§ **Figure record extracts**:
○ ○ ○ ○ ○ ○ ○
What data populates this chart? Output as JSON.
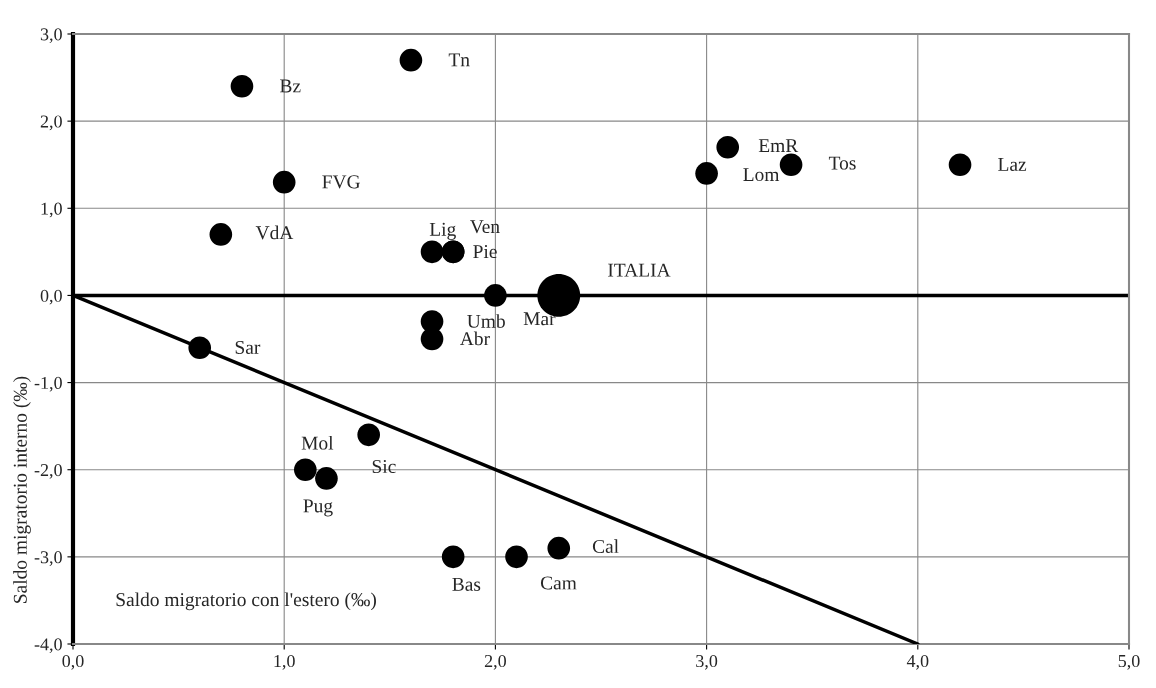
{
  "chart_data": {
    "type": "bubble",
    "xlabel": "Saldo migratorio con l'estero (‰)",
    "ylabel": "Saldo migratorio interno (‰)",
    "series": [
      {
        "marker": "circle",
        "color": "#000000",
        "x": [
          1.6,
          0.8,
          1.0,
          0.7,
          1.7,
          1.8,
          1.8,
          2.0,
          2.3,
          1.7,
          1.7,
          0.6,
          1.4,
          1.1,
          1.2,
          1.8,
          2.1,
          2.3,
          3.0,
          3.1,
          3.4,
          4.2
        ],
        "values": [
          2.7,
          2.4,
          1.3,
          0.7,
          0.5,
          0.5,
          0.5,
          0.0,
          0.0,
          -0.3,
          -0.5,
          -0.6,
          -1.6,
          -2.0,
          -2.1,
          -3.0,
          -3.0,
          -2.9,
          1.4,
          1.7,
          1.5,
          1.5
        ],
        "sizes": [
          0.28,
          0.28,
          0.28,
          0.28,
          0.28,
          0.28,
          0.28,
          0.28,
          1,
          0.28,
          0.28,
          0.28,
          0.28,
          0.28,
          0.28,
          0.28,
          0.28,
          0.28,
          0.28,
          0.28,
          0.28,
          0.28
        ]
      },
      {
        "type": "line",
        "color": "#000000",
        "x": [
          0,
          4
        ],
        "values": [
          0,
          -4
        ]
      }
    ],
    "annotations": [
      {
        "text": "Tn",
        "x": 1.6,
        "y": 2.7
      },
      {
        "text": "Bz",
        "x": 0.8,
        "y": 2.4
      },
      {
        "text": "FVG",
        "x": 1.0,
        "y": 1.3
      },
      {
        "text": "VdA",
        "x": 0.7,
        "y": 0.7
      },
      {
        "text": "Lig",
        "x": 1.7,
        "y": 0.5
      },
      {
        "text": "Ven",
        "x": 1.8,
        "y": 0.5
      },
      {
        "text": "Pie",
        "x": 1.8,
        "y": 0.5
      },
      {
        "text": "Mar",
        "x": 2.0,
        "y": 0.0
      },
      {
        "text": "ITALIA",
        "x": 2.3,
        "y": 0.0
      },
      {
        "text": "Umb",
        "x": 1.7,
        "y": -0.3
      },
      {
        "text": "Abr",
        "x": 1.7,
        "y": -0.5
      },
      {
        "text": "Sar",
        "x": 0.6,
        "y": -0.6
      },
      {
        "text": "Sic",
        "x": 1.4,
        "y": -1.6
      },
      {
        "text": "Mol",
        "x": 1.1,
        "y": -2.0
      },
      {
        "text": "Pug",
        "x": 1.2,
        "y": -2.1
      },
      {
        "text": "Bas",
        "x": 1.8,
        "y": -3.0
      },
      {
        "text": "Cam",
        "x": 2.1,
        "y": -3.0
      },
      {
        "text": "Cal",
        "x": 2.3,
        "y": -2.9
      },
      {
        "text": "Lom",
        "x": 3.0,
        "y": 1.4
      },
      {
        "text": "EmR",
        "x": 3.1,
        "y": 1.7
      },
      {
        "text": "Tos",
        "x": 3.4,
        "y": 1.5
      },
      {
        "text": "Laz",
        "x": 4.2,
        "y": 1.5
      }
    ],
    "ref_lines": [
      {
        "axis": "y",
        "value": 0,
        "color": "#000000"
      }
    ],
    "xlim": [
      0,
      5
    ],
    "ylim": [
      -4,
      3
    ],
    "xticks": [
      {
        "value": 0,
        "label": "0,0"
      },
      {
        "value": 1,
        "label": "1,0"
      },
      {
        "value": 2,
        "label": "2,0"
      },
      {
        "value": 3,
        "label": "3,0"
      },
      {
        "value": 4,
        "label": "4,0"
      },
      {
        "value": 5,
        "label": "5,0"
      }
    ],
    "yticks": [
      {
        "value": -4,
        "label": "-4,0"
      },
      {
        "value": -3,
        "label": "-3,0"
      },
      {
        "value": -2,
        "label": "-2,0"
      },
      {
        "value": -1,
        "label": "-1,0"
      },
      {
        "value": 0,
        "label": "0,0"
      },
      {
        "value": 1,
        "label": "1,0"
      },
      {
        "value": 2,
        "label": "2,0"
      },
      {
        "value": 3,
        "label": "3,0"
      }
    ],
    "grid": true,
    "legend": false
  }
}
○ ○ ○ ○ ○ ○ ○
§ **What needs to be done**: Set down the lines of the records above exactly, apart from the pictures.

§ **Expected output**:
What data populates this chart? Output as JSON.
{
  "chart_data": {
    "type": "bubble",
    "xlabel": "Saldo migratorio con l'estero (‰)",
    "ylabel": "Saldo migratorio interno (‰)",
    "series": [
      {
        "marker": "circle",
        "color": "#000000",
        "x": [
          1.6,
          0.8,
          1.0,
          0.7,
          1.7,
          1.8,
          1.8,
          2.0,
          2.3,
          1.7,
          1.7,
          0.6,
          1.4,
          1.1,
          1.2,
          1.8,
          2.1,
          2.3,
          3.0,
          3.1,
          3.4,
          4.2
        ],
        "values": [
          2.7,
          2.4,
          1.3,
          0.7,
          0.5,
          0.5,
          0.5,
          0.0,
          0.0,
          -0.3,
          -0.5,
          -0.6,
          -1.6,
          -2.0,
          -2.1,
          -3.0,
          -3.0,
          -2.9,
          1.4,
          1.7,
          1.5,
          1.5
        ],
        "sizes": [
          0.28,
          0.28,
          0.28,
          0.28,
          0.28,
          0.28,
          0.28,
          0.28,
          1,
          0.28,
          0.28,
          0.28,
          0.28,
          0.28,
          0.28,
          0.28,
          0.28,
          0.28,
          0.28,
          0.28,
          0.28,
          0.28
        ]
      },
      {
        "type": "line",
        "color": "#000000",
        "x": [
          0,
          4
        ],
        "values": [
          0,
          -4
        ]
      }
    ],
    "annotations": [
      {
        "text": "Tn",
        "x": 1.6,
        "y": 2.7
      },
      {
        "text": "Bz",
        "x": 0.8,
        "y": 2.4
      },
      {
        "text": "FVG",
        "x": 1.0,
        "y": 1.3
      },
      {
        "text": "VdA",
        "x": 0.7,
        "y": 0.7
      },
      {
        "text": "Lig",
        "x": 1.7,
        "y": 0.5
      },
      {
        "text": "Ven",
        "x": 1.8,
        "y": 0.5
      },
      {
        "text": "Pie",
        "x": 1.8,
        "y": 0.5
      },
      {
        "text": "Mar",
        "x": 2.0,
        "y": 0.0
      },
      {
        "text": "ITALIA",
        "x": 2.3,
        "y": 0.0
      },
      {
        "text": "Umb",
        "x": 1.7,
        "y": -0.3
      },
      {
        "text": "Abr",
        "x": 1.7,
        "y": -0.5
      },
      {
        "text": "Sar",
        "x": 0.6,
        "y": -0.6
      },
      {
        "text": "Sic",
        "x": 1.4,
        "y": -1.6
      },
      {
        "text": "Mol",
        "x": 1.1,
        "y": -2.0
      },
      {
        "text": "Pug",
        "x": 1.2,
        "y": -2.1
      },
      {
        "text": "Bas",
        "x": 1.8,
        "y": -3.0
      },
      {
        "text": "Cam",
        "x": 2.1,
        "y": -3.0
      },
      {
        "text": "Cal",
        "x": 2.3,
        "y": -2.9
      },
      {
        "text": "Lom",
        "x": 3.0,
        "y": 1.4
      },
      {
        "text": "EmR",
        "x": 3.1,
        "y": 1.7
      },
      {
        "text": "Tos",
        "x": 3.4,
        "y": 1.5
      },
      {
        "text": "Laz",
        "x": 4.2,
        "y": 1.5
      }
    ],
    "ref_lines": [
      {
        "axis": "y",
        "value": 0,
        "color": "#000000"
      }
    ],
    "xlim": [
      0,
      5
    ],
    "ylim": [
      -4,
      3
    ],
    "xticks": [
      {
        "value": 0,
        "label": "0,0"
      },
      {
        "value": 1,
        "label": "1,0"
      },
      {
        "value": 2,
        "label": "2,0"
      },
      {
        "value": 3,
        "label": "3,0"
      },
      {
        "value": 4,
        "label": "4,0"
      },
      {
        "value": 5,
        "label": "5,0"
      }
    ],
    "yticks": [
      {
        "value": -4,
        "label": "-4,0"
      },
      {
        "value": -3,
        "label": "-3,0"
      },
      {
        "value": -2,
        "label": "-2,0"
      },
      {
        "value": -1,
        "label": "-1,0"
      },
      {
        "value": 0,
        "label": "0,0"
      },
      {
        "value": 1,
        "label": "1,0"
      },
      {
        "value": 2,
        "label": "2,0"
      },
      {
        "value": 3,
        "label": "3,0"
      }
    ],
    "grid": true,
    "legend": false
  }
}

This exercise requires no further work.